DESCRIPTION OF THE TASK >>
Lines containing the string "this" are to be collected in full.

(Figure record extracts)
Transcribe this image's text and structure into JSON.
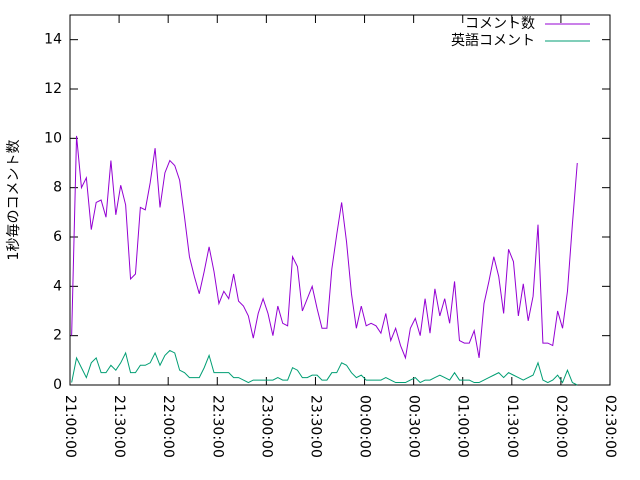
{
  "chart_data": {
    "type": "line",
    "y_label": "1秒毎のコメント数",
    "x": [
      1,
      4,
      7,
      10,
      13,
      16,
      19,
      22,
      25,
      28,
      31,
      34,
      37,
      40,
      43,
      46,
      49,
      52,
      55,
      58,
      61,
      64,
      67,
      70,
      73,
      76,
      79,
      82,
      85,
      88,
      91,
      94,
      97,
      100,
      103,
      106,
      109,
      112,
      115,
      118,
      121,
      124,
      127,
      130,
      133,
      136,
      139,
      142,
      145,
      148,
      151,
      154,
      157,
      160,
      163,
      166,
      169,
      172,
      175,
      178,
      181,
      184,
      187,
      190,
      193,
      196,
      199,
      202,
      205,
      208,
      211,
      214,
      217,
      220,
      223,
      226,
      229,
      232,
      235,
      238,
      241,
      244,
      247,
      250,
      253,
      256,
      259,
      262,
      265,
      268,
      271,
      274,
      277,
      280,
      283,
      286,
      289,
      292,
      295,
      298,
      301,
      304,
      307,
      310
    ],
    "series": [
      {
        "name": "コメント数",
        "color": "#9400d3",
        "values": [
          2,
          10.1,
          8,
          8.4,
          6.3,
          7.4,
          7.5,
          6.8,
          9.1,
          6.9,
          8.1,
          7.3,
          4.3,
          4.5,
          7.2,
          7.1,
          8.2,
          9.6,
          7.2,
          8.6,
          9.1,
          8.9,
          8.3,
          6.8,
          5.2,
          4.4,
          3.7,
          4.6,
          5.6,
          4.6,
          3.3,
          3.8,
          3.5,
          4.5,
          3.4,
          3.2,
          2.8,
          1.9,
          2.9,
          3.5,
          2.9,
          2.0,
          3.2,
          2.5,
          2.4,
          5.2,
          4.8,
          3.0,
          3.5,
          4.0,
          3.1,
          2.3,
          2.3,
          4.7,
          6.1,
          7.4,
          5.8,
          3.7,
          2.3,
          3.2,
          2.4,
          2.5,
          2.4,
          2.1,
          2.9,
          1.8,
          2.3,
          1.6,
          1.1,
          2.3,
          2.7,
          2.0,
          3.5,
          2.1,
          3.9,
          2.8,
          3.5,
          2.5,
          4.2,
          1.8,
          1.7,
          1.7,
          2.2,
          1.1,
          3.3,
          4.2,
          5.2,
          4.4,
          2.9,
          5.5,
          5.0,
          2.8,
          4.1,
          2.6,
          3.6,
          6.5,
          1.7,
          1.7,
          1.6,
          3.0,
          2.3,
          3.8,
          6.5,
          9.0
        ]
      },
      {
        "name": "英語コメント",
        "color": "#009e73",
        "values": [
          0.1,
          1.1,
          0.7,
          0.3,
          0.9,
          1.1,
          0.5,
          0.5,
          0.8,
          0.6,
          0.9,
          1.3,
          0.5,
          0.5,
          0.8,
          0.8,
          0.9,
          1.3,
          0.8,
          1.2,
          1.4,
          1.3,
          0.6,
          0.5,
          0.3,
          0.3,
          0.3,
          0.7,
          1.2,
          0.5,
          0.5,
          0.5,
          0.5,
          0.3,
          0.3,
          0.2,
          0.1,
          0.2,
          0.2,
          0.2,
          0.2,
          0.2,
          0.3,
          0.2,
          0.2,
          0.7,
          0.6,
          0.3,
          0.3,
          0.4,
          0.4,
          0.2,
          0.2,
          0.5,
          0.5,
          0.9,
          0.8,
          0.5,
          0.3,
          0.4,
          0.2,
          0.2,
          0.2,
          0.2,
          0.3,
          0.2,
          0.1,
          0.1,
          0.1,
          0.2,
          0.3,
          0.1,
          0.2,
          0.2,
          0.3,
          0.4,
          0.3,
          0.2,
          0.5,
          0.2,
          0.2,
          0.2,
          0.1,
          0.1,
          0.2,
          0.3,
          0.4,
          0.5,
          0.3,
          0.5,
          0.4,
          0.3,
          0.2,
          0.3,
          0.4,
          0.9,
          0.2,
          0.1,
          0.2,
          0.4,
          0.1,
          0.6,
          0.1,
          0.0
        ]
      }
    ],
    "xlim": [
      0,
      330
    ],
    "xticks": [
      {
        "value": 0,
        "label": "21:00:00"
      },
      {
        "value": 30,
        "label": "21:30:00"
      },
      {
        "value": 60,
        "label": "22:00:00"
      },
      {
        "value": 90,
        "label": "22:30:00"
      },
      {
        "value": 120,
        "label": "23:00:00"
      },
      {
        "value": 150,
        "label": "23:30:00"
      },
      {
        "value": 180,
        "label": "00:00:00"
      },
      {
        "value": 210,
        "label": "00:30:00"
      },
      {
        "value": 240,
        "label": "01:00:00"
      },
      {
        "value": 270,
        "label": "01:30:00"
      },
      {
        "value": 300,
        "label": "02:00:00"
      },
      {
        "value": 330,
        "label": "02:30:00"
      }
    ],
    "ylim": [
      0,
      15
    ],
    "yticks": [
      0,
      2,
      4,
      6,
      8,
      10,
      12,
      14
    ],
    "legend": "top-right"
  }
}
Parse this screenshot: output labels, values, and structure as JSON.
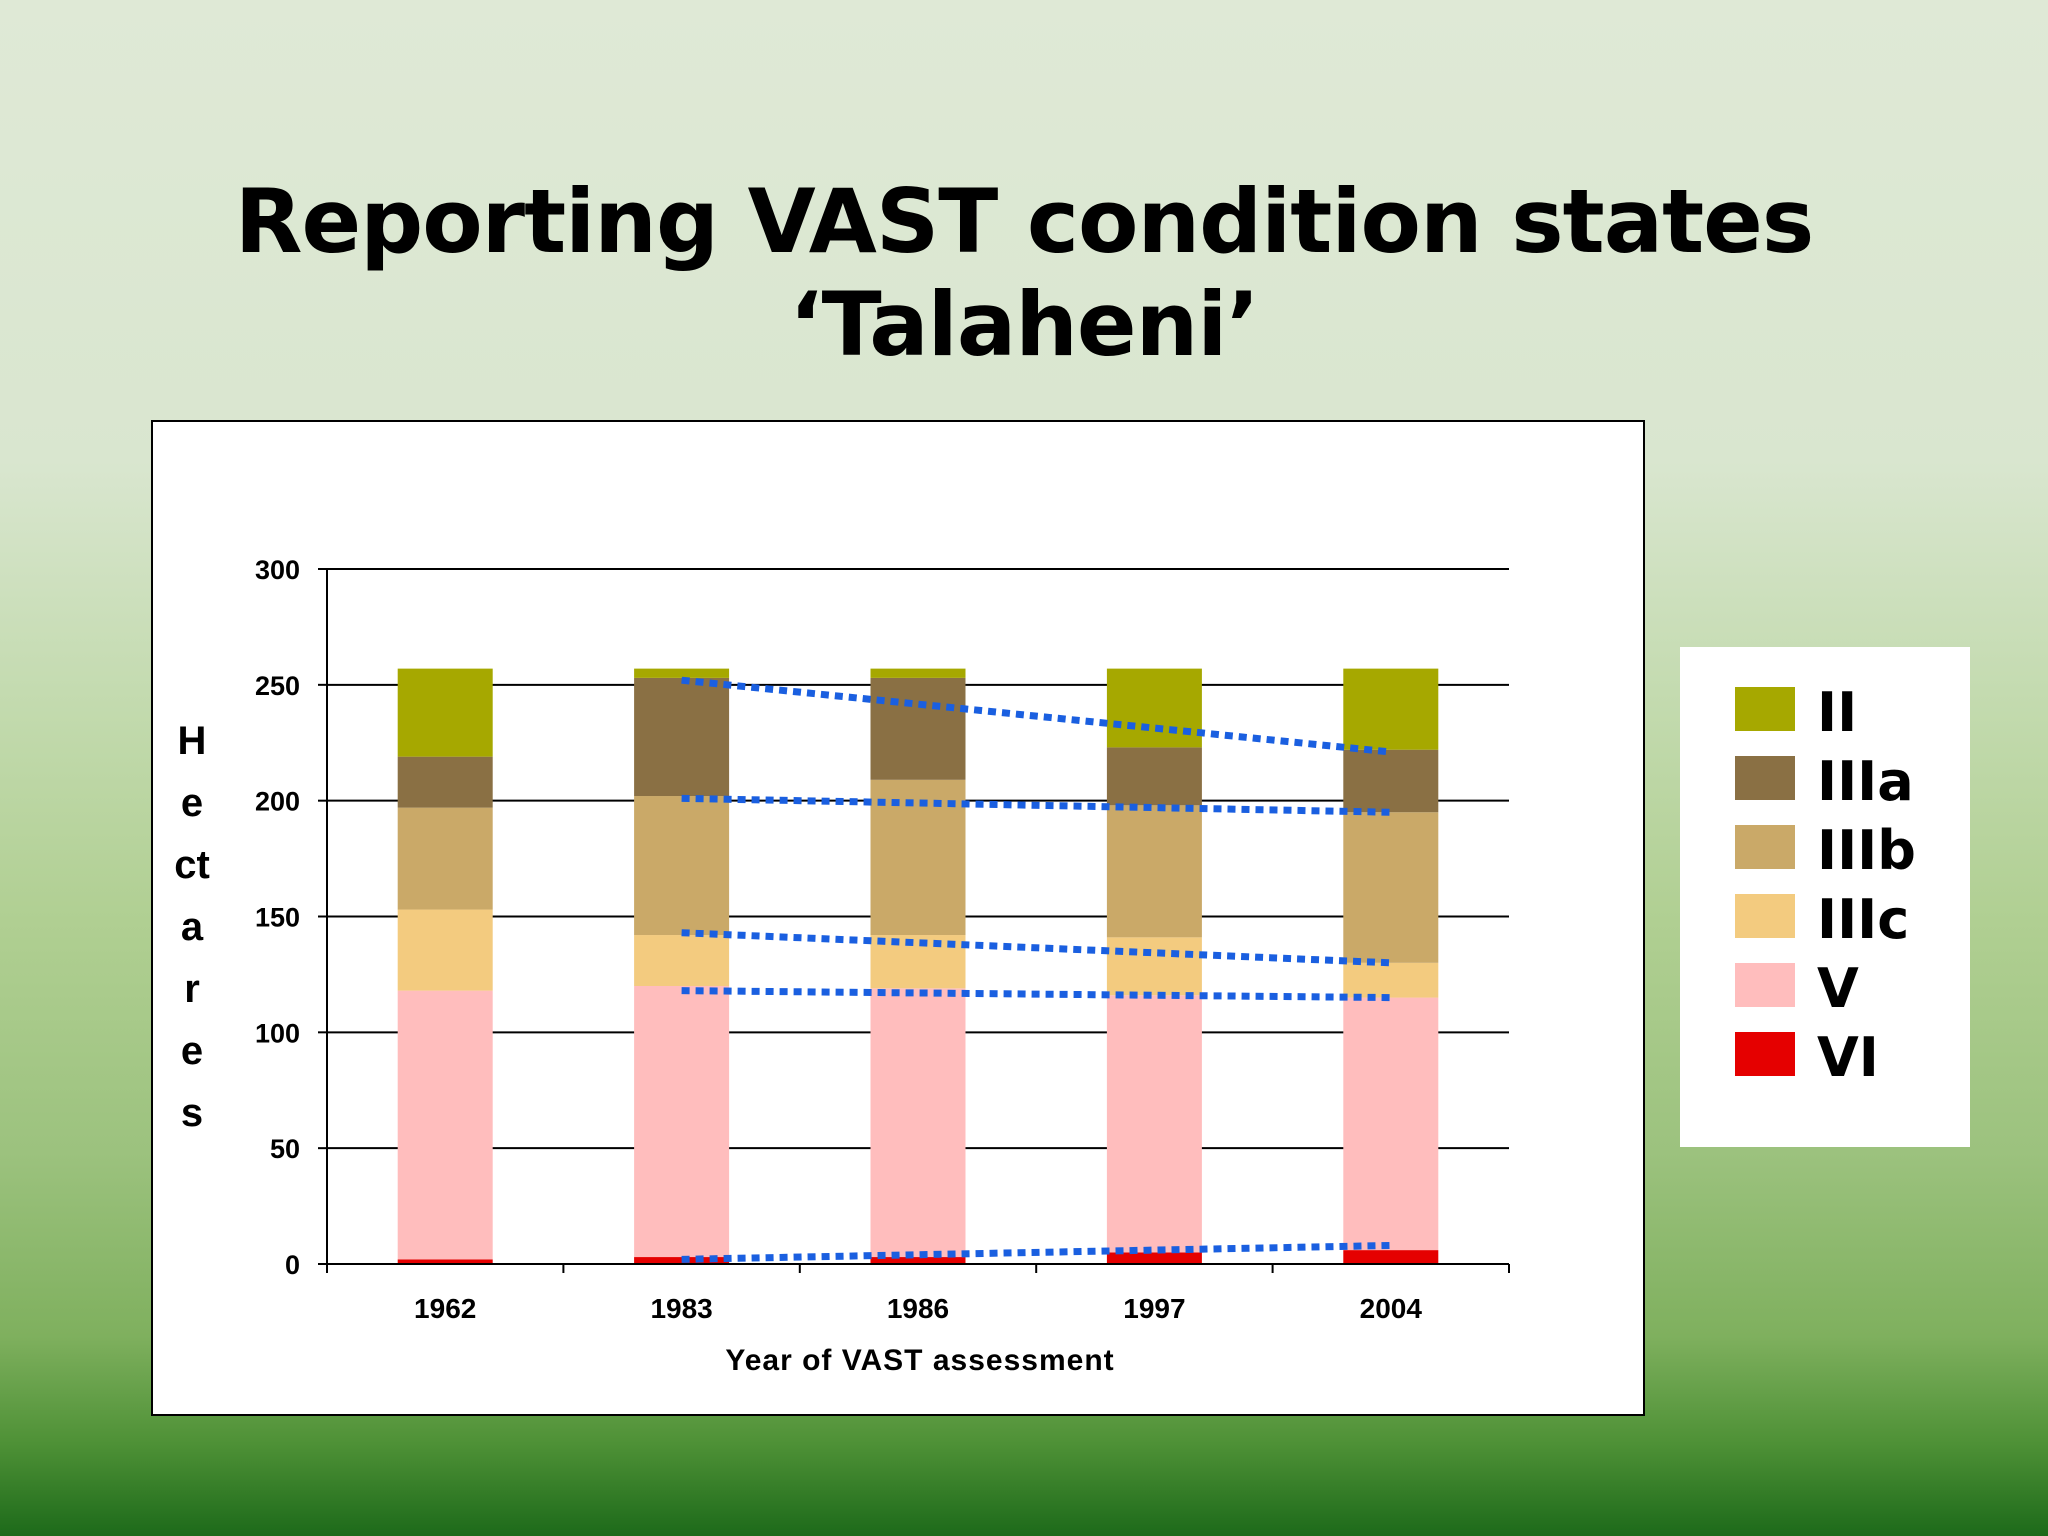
{
  "slide": {
    "title": "Reporting VAST condition states ‘Talaheni’"
  },
  "chart_data": {
    "type": "bar",
    "stacked": true,
    "xlabel": "Year of VAST assessment",
    "ylabel": "Hectares",
    "ylim": [
      0,
      300
    ],
    "yticks": [
      0,
      50,
      100,
      150,
      200,
      250,
      300
    ],
    "categories": [
      "1962",
      "1983",
      "1986",
      "1997",
      "2004"
    ],
    "grid": true,
    "legend_position": "right",
    "series": [
      {
        "name": "VI",
        "color": "#e50000",
        "values": [
          2,
          3,
          3,
          5,
          6
        ]
      },
      {
        "name": "V",
        "color": "#ffbdbd",
        "values": [
          116,
          117,
          116,
          111,
          109
        ]
      },
      {
        "name": "IIIc",
        "color": "#f3cb7f",
        "values": [
          35,
          22,
          23,
          25,
          15
        ]
      },
      {
        "name": "IIIb",
        "color": "#caa968",
        "values": [
          44,
          60,
          67,
          57,
          65
        ]
      },
      {
        "name": "IIIa",
        "color": "#8a7044",
        "values": [
          22,
          51,
          44,
          25,
          27
        ]
      },
      {
        "name": "II",
        "color": "#a6a800",
        "values": [
          38,
          4,
          4,
          34,
          35
        ]
      }
    ],
    "trend_lines": [
      {
        "from": [
          "1983",
          252
        ],
        "to": [
          "2004",
          221
        ]
      },
      {
        "from": [
          "1983",
          201
        ],
        "to": [
          "2004",
          195
        ]
      },
      {
        "from": [
          "1983",
          143
        ],
        "to": [
          "2004",
          130
        ]
      },
      {
        "from": [
          "1983",
          118
        ],
        "to": [
          "2004",
          115
        ]
      },
      {
        "from": [
          "1983",
          2
        ],
        "to": [
          "2004",
          8
        ]
      }
    ],
    "trend_line_color": "#1a5fe0"
  }
}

RESPONSE >>
Transcribe this image's text and structure into JSON.
Parse this screenshot: output labels, values, and structure as JSON.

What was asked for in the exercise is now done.